::: RECORDS FOR PROCESSING

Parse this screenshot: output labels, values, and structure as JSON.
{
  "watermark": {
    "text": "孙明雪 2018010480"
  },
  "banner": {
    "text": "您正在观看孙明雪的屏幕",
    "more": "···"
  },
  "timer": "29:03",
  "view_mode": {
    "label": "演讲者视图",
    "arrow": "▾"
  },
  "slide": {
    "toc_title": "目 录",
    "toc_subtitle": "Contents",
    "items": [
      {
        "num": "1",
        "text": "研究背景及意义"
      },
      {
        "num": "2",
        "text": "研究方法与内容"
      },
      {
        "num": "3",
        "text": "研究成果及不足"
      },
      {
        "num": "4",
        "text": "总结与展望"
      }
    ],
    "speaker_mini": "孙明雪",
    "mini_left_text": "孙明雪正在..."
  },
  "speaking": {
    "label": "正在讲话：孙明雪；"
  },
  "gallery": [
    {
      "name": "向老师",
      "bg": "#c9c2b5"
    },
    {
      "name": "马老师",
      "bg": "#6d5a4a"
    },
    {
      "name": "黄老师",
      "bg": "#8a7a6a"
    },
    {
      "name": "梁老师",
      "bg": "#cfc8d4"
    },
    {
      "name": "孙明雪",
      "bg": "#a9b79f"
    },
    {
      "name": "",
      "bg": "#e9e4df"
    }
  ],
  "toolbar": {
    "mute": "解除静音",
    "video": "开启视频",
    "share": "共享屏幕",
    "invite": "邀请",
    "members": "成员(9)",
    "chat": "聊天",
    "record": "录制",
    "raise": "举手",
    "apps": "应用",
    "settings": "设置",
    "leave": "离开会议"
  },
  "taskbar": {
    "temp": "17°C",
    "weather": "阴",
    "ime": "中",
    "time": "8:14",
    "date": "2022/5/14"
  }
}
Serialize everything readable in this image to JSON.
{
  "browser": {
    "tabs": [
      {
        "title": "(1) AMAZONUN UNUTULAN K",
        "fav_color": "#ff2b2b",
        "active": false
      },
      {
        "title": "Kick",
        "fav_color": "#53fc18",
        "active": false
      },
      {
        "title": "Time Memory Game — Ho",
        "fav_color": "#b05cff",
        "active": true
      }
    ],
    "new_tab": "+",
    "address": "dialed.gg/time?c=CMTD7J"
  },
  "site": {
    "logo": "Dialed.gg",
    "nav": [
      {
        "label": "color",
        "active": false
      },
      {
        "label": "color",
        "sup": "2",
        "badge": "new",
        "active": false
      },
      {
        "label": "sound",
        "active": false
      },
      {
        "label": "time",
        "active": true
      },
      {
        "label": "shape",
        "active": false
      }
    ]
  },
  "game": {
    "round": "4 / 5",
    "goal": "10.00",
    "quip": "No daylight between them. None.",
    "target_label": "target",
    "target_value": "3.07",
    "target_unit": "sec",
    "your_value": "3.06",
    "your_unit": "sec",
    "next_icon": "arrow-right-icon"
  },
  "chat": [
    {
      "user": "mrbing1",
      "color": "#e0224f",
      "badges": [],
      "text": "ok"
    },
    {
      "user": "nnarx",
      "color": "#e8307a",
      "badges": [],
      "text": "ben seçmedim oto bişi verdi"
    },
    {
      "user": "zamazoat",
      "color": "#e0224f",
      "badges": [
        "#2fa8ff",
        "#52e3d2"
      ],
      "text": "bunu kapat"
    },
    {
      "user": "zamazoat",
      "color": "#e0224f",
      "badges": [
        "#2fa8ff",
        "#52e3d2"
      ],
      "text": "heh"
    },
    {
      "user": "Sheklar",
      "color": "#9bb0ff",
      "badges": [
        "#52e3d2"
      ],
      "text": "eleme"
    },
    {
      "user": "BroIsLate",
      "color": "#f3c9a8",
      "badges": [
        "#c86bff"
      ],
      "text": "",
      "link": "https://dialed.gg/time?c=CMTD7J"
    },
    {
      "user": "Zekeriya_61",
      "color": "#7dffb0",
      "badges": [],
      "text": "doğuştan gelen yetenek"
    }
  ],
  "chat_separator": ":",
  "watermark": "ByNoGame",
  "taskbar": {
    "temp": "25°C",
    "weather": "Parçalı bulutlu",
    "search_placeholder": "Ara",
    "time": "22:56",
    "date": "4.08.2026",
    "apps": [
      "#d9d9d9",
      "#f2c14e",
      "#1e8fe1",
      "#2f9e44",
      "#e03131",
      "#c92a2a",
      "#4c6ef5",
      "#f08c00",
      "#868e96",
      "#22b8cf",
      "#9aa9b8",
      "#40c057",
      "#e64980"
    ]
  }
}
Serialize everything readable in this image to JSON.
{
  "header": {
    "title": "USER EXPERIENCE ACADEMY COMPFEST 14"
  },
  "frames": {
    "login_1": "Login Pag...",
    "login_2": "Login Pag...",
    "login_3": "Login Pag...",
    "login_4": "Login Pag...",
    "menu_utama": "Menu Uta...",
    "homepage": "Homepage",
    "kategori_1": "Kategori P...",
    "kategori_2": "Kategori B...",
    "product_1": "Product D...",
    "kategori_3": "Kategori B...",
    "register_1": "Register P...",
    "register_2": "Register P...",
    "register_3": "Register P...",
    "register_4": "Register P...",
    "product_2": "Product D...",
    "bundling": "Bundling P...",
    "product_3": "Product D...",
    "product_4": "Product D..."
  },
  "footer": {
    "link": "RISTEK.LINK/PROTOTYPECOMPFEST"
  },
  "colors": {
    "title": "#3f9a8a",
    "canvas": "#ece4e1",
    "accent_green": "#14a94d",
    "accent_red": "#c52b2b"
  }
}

::::::

PROBLEM REQUIREMENTS –
Track down every line of the material containing the string "Kategori", and copy it.

REPLY TO THE TASK –
    "kategori_1": "Kategori P...",
    "kategori_2": "Kategori B...",
    "kategori_3": "Kategori B...",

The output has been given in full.